**Records**
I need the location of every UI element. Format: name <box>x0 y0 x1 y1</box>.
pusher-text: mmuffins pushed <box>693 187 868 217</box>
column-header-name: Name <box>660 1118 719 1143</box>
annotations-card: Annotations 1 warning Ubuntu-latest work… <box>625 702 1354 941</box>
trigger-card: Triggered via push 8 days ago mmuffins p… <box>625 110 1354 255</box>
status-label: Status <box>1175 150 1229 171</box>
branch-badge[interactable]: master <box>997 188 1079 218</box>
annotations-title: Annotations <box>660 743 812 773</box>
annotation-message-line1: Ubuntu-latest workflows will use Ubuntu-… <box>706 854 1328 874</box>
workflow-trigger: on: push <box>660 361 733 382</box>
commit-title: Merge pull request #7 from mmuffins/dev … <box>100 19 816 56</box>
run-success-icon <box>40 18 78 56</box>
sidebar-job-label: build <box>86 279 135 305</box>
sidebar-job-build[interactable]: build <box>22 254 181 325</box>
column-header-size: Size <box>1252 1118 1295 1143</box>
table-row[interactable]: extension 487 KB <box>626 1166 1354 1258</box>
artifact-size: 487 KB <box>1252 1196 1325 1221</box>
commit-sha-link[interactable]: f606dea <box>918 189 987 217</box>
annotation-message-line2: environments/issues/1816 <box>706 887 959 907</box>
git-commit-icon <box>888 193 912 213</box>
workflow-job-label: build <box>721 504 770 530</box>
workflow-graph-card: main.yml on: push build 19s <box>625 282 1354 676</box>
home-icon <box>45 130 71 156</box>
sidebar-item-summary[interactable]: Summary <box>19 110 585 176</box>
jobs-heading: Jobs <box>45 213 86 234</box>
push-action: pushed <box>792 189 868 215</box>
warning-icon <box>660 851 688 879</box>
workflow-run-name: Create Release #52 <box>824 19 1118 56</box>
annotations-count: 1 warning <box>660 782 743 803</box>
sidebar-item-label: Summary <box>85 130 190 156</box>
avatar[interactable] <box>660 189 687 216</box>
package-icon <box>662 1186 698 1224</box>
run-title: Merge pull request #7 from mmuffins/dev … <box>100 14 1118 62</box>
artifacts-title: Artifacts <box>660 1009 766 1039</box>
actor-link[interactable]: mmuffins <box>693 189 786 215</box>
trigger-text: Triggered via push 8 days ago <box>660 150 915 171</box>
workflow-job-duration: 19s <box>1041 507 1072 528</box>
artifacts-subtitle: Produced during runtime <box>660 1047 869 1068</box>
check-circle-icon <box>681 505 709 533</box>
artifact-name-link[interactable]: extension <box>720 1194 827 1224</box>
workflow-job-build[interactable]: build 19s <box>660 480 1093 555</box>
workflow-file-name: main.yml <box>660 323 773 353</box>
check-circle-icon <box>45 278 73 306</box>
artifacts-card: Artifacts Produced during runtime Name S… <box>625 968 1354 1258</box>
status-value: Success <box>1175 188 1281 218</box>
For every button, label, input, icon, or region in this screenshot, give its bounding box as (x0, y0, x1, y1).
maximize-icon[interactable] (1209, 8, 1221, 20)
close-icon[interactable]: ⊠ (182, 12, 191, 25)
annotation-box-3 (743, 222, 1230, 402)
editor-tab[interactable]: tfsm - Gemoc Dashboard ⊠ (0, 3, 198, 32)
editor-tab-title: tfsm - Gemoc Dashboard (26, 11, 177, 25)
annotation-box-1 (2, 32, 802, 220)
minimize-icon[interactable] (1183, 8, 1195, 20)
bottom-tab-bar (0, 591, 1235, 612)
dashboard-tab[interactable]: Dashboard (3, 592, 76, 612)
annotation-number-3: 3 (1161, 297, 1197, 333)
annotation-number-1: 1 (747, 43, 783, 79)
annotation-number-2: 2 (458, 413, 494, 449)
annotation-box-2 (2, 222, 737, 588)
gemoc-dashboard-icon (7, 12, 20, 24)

**Written instruction**
Show every line of the records above that contains the word "Merge".

**Correct output**
commit-title: Merge pull request #7 from mmuffins/dev … <box>100 19 816 56</box>
run-title: Merge pull request #7 from mmuffins/dev … <box>100 14 1118 62</box>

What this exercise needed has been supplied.